**WORK REQUIRED**
Please show each line of the listing where "Total" is present.

__________

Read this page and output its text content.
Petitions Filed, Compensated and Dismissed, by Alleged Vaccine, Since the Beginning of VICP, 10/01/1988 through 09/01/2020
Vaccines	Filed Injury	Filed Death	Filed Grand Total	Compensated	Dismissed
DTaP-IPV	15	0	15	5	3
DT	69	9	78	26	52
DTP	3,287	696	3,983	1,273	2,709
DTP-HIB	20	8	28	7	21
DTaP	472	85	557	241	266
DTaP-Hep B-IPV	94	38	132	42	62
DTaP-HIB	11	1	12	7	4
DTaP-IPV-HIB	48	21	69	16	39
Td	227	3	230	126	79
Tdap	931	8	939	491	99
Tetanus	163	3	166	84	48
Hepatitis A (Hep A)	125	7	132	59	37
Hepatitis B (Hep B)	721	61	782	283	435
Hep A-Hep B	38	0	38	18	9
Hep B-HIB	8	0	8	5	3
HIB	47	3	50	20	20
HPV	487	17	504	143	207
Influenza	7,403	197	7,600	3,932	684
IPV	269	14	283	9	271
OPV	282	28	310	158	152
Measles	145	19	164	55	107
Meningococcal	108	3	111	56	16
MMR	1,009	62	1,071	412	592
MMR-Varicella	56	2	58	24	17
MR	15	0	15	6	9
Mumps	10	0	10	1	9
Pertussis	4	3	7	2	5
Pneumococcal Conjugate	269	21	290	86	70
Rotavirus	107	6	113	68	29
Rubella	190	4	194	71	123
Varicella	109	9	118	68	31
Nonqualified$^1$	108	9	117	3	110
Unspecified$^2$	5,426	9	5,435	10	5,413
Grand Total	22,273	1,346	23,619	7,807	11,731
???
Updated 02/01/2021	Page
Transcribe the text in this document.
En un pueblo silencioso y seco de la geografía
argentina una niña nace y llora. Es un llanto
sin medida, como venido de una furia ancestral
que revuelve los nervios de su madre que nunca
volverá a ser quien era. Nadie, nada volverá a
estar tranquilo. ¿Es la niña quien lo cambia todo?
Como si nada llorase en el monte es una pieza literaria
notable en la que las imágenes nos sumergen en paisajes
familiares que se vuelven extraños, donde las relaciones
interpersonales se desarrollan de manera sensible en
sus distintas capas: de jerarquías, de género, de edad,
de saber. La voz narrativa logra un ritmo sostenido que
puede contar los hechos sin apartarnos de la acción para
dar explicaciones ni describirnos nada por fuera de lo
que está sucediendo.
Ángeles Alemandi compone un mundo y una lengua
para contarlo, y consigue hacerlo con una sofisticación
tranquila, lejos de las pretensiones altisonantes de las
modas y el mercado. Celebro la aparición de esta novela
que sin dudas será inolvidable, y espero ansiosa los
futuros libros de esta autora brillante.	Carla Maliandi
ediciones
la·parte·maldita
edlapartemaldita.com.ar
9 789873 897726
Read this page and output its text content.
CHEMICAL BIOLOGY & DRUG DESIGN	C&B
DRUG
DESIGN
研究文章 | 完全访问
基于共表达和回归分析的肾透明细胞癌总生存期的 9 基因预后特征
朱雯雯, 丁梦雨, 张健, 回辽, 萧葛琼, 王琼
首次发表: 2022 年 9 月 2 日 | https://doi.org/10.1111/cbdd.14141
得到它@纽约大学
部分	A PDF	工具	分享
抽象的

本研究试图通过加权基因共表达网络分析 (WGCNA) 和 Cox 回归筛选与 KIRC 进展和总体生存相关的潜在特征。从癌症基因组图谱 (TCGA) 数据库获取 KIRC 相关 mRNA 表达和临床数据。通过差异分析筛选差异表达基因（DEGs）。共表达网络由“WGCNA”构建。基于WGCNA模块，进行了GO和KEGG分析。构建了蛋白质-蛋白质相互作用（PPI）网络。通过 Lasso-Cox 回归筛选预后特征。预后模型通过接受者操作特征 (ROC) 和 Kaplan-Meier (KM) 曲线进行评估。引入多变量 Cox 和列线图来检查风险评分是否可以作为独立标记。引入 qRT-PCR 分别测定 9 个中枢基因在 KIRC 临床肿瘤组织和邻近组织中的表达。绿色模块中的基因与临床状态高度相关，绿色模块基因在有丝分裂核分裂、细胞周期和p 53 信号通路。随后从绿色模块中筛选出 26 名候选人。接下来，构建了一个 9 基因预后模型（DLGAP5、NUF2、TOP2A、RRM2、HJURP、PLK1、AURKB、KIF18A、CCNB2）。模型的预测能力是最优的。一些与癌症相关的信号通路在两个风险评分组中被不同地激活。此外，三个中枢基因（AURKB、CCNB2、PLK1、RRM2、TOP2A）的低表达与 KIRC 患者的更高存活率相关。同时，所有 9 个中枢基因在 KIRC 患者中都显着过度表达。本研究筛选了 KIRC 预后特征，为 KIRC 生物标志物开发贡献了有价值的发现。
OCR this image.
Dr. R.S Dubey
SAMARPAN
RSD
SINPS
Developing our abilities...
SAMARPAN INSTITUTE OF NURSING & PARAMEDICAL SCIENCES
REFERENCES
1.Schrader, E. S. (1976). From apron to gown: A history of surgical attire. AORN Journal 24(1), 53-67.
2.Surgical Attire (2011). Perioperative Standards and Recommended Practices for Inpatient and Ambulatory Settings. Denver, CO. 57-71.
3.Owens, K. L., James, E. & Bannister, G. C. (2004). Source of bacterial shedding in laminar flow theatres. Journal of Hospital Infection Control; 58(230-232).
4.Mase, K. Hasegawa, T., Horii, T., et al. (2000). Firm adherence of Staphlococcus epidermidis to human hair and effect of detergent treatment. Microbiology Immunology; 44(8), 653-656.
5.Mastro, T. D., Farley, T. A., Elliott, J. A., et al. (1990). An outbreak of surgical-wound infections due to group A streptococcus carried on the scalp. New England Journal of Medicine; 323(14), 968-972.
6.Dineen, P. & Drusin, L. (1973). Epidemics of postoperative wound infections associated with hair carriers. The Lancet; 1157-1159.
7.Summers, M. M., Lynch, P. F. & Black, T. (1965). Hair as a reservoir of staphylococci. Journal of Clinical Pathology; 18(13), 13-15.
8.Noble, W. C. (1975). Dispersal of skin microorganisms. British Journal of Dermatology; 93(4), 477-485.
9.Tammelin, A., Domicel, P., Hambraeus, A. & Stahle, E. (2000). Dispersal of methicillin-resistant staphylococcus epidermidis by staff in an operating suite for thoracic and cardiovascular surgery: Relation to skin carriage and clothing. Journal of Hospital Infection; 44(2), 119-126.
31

__________

**RESULT**
Vaccines	Filed Injury	Filed Death	Filed Grand Total	Compensated	Dismissed
Grand Total	22,273	1,346	23,619	7,807	11,731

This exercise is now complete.